▸ Records from a data collection:
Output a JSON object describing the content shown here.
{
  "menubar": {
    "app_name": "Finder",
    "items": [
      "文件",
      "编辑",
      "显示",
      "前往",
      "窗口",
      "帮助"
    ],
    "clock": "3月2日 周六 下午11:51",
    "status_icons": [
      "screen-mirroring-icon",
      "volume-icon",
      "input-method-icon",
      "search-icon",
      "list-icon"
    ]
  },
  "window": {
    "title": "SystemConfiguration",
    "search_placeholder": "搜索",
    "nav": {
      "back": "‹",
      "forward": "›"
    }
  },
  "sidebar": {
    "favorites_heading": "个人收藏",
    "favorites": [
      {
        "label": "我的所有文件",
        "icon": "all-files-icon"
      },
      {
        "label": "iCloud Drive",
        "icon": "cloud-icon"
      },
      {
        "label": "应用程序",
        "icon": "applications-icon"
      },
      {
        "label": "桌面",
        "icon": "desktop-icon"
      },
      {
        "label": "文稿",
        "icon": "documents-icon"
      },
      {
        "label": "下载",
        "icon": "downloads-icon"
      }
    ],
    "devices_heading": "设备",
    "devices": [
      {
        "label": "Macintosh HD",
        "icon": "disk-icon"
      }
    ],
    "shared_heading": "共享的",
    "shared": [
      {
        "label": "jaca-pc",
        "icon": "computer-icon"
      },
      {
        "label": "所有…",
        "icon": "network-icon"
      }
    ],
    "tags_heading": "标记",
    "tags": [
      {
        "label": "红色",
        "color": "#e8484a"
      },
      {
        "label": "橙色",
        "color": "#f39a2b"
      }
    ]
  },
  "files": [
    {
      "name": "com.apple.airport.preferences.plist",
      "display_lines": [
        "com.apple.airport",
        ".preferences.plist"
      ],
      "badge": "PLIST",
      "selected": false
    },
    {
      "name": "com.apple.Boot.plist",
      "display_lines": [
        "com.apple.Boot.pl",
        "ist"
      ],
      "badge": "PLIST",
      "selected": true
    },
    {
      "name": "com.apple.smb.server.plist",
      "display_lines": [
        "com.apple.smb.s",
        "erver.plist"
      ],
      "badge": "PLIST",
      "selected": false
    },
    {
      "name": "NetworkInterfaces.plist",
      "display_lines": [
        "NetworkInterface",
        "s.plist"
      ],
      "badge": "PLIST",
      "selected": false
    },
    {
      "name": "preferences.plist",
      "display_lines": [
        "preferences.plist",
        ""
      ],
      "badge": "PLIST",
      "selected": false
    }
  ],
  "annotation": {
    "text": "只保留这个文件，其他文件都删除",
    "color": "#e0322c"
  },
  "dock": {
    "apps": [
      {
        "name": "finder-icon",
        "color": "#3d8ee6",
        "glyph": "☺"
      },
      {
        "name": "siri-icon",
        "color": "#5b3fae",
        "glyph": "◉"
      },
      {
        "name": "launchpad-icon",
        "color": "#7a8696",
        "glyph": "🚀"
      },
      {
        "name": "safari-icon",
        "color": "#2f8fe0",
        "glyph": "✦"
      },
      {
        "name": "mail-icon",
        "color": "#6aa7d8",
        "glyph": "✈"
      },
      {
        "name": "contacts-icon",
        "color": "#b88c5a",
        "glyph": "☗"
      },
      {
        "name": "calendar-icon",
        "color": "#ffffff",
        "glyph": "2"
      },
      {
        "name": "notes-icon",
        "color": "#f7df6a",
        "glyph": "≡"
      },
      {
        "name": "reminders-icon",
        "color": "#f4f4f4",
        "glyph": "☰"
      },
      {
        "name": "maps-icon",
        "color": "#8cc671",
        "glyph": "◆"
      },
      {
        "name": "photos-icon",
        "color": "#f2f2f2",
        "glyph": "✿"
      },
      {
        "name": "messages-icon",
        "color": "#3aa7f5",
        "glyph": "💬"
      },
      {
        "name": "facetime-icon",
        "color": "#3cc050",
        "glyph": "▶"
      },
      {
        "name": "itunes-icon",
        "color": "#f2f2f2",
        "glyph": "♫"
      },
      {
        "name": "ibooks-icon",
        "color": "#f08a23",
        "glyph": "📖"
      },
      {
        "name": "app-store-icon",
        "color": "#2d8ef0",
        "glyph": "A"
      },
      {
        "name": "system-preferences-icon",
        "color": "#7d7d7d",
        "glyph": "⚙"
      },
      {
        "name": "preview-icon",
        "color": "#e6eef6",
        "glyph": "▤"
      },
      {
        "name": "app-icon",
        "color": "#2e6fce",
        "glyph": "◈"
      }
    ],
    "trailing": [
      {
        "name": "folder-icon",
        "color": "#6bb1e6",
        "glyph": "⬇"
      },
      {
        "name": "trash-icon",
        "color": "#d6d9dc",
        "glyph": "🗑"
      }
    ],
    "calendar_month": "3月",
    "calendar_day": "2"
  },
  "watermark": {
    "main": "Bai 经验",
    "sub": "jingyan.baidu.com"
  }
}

▸ GIVEN PROBLEM: Set down the listing above in full, please, exactly as it appears.

▸ ANSWER FOR THIS EXERCISE:
Output a JSON object describing the content shown here.
{
  "menubar": {
    "app_name": "Finder",
    "items": [
      "文件",
      "编辑",
      "显示",
      "前往",
      "窗口",
      "帮助"
    ],
    "clock": "3月2日 周六 下午11:51",
    "status_icons": [
      "screen-mirroring-icon",
      "volume-icon",
      "input-method-icon",
      "search-icon",
      "list-icon"
    ]
  },
  "window": {
    "title": "SystemConfiguration",
    "search_placeholder": "搜索",
    "nav": {
      "back": "‹",
      "forward": "›"
    }
  },
  "sidebar": {
    "favorites_heading": "个人收藏",
    "favorites": [
      {
        "label": "我的所有文件",
        "icon": "all-files-icon"
      },
      {
        "label": "iCloud Drive",
        "icon": "cloud-icon"
      },
      {
        "label": "应用程序",
        "icon": "applications-icon"
      },
      {
        "label": "桌面",
        "icon": "desktop-icon"
      },
      {
        "label": "文稿",
        "icon": "documents-icon"
      },
      {
        "label": "下载",
        "icon": "downloads-icon"
      }
    ],
    "devices_heading": "设备",
    "devices": [
      {
        "label": "Macintosh HD",
        "icon": "disk-icon"
      }
    ],
    "shared_heading": "共享的",
    "shared": [
      {
        "label": "jaca-pc",
        "icon": "computer-icon"
      },
      {
        "label": "所有…",
        "icon": "network-icon"
      }
    ],
    "tags_heading": "标记",
    "tags": [
      {
        "label": "红色",
        "color": "#e8484a"
      },
      {
        "label": "橙色",
        "color": "#f39a2b"
      }
    ]
  },
  "files": [
    {
      "name": "com.apple.airport.preferences.plist",
      "display_lines": [
        "com.apple.airport",
        ".preferences.plist"
      ],
      "badge": "PLIST",
      "selected": false
    },
    {
      "name": "com.apple.Boot.plist",
      "display_lines": [
        "com.apple.Boot.pl",
        "ist"
      ],
      "badge": "PLIST",
      "selected": true
    },
    {
      "name": "com.apple.smb.server.plist",
      "display_lines": [
        "com.apple.smb.s",
        "erver.plist"
      ],
      "badge": "PLIST",
      "selected": false
    },
    {
      "name": "NetworkInterfaces.plist",
      "display_lines": [
        "NetworkInterface",
        "s.plist"
      ],
      "badge": "PLIST",
      "selected": false
    },
    {
      "name": "preferences.plist",
      "display_lines": [
        "preferences.plist",
        ""
      ],
      "badge": "PLIST",
      "selected": false
    }
  ],
  "annotation": {
    "text": "只保留这个文件，其他文件都删除",
    "color": "#e0322c"
  },
  "dock": {
    "apps": [
      {
        "name": "finder-icon",
        "color": "#3d8ee6",
        "glyph": "☺"
      },
      {
        "name": "siri-icon",
        "color": "#5b3fae",
        "glyph": "◉"
      },
      {
        "name": "launchpad-icon",
        "color": "#7a8696",
        "glyph": "🚀"
      },
      {
        "name": "safari-icon",
        "color": "#2f8fe0",
        "glyph": "✦"
      },
      {
        "name": "mail-icon",
        "color": "#6aa7d8",
        "glyph": "✈"
      },
      {
        "name": "contacts-icon",
        "color": "#b88c5a",
        "glyph": "☗"
      },
      {
        "name": "calendar-icon",
        "color": "#ffffff",
        "glyph": "2"
      },
      {
        "name": "notes-icon",
        "color": "#f7df6a",
        "glyph": "≡"
      },
      {
        "name": "reminders-icon",
        "color": "#f4f4f4",
        "glyph": "☰"
      },
      {
        "name": "maps-icon",
        "color": "#8cc671",
        "glyph": "◆"
      },
      {
        "name": "photos-icon",
        "color": "#f2f2f2",
        "glyph": "✿"
      },
      {
        "name": "messages-icon",
        "color": "#3aa7f5",
        "glyph": "💬"
      },
      {
        "name": "facetime-icon",
        "color": "#3cc050",
        "glyph": "▶"
      },
      {
        "name": "itunes-icon",
        "color": "#f2f2f2",
        "glyph": "♫"
      },
      {
        "name": "ibooks-icon",
        "color": "#f08a23",
        "glyph": "📖"
      },
      {
        "name": "app-store-icon",
        "color": "#2d8ef0",
        "glyph": "A"
      },
      {
        "name": "system-preferences-icon",
        "color": "#7d7d7d",
        "glyph": "⚙"
      },
      {
        "name": "preview-icon",
        "color": "#e6eef6",
        "glyph": "▤"
      },
      {
        "name": "app-icon",
        "color": "#2e6fce",
        "glyph": "◈"
      }
    ],
    "trailing": [
      {
        "name": "folder-icon",
        "color": "#6bb1e6",
        "glyph": "⬇"
      },
      {
        "name": "trash-icon",
        "color": "#d6d9dc",
        "glyph": "🗑"
      }
    ],
    "calendar_month": "3月",
    "calendar_day": "2"
  },
  "watermark": {
    "main": "Bai 经验",
    "sub": "jingyan.baidu.com"
  }
}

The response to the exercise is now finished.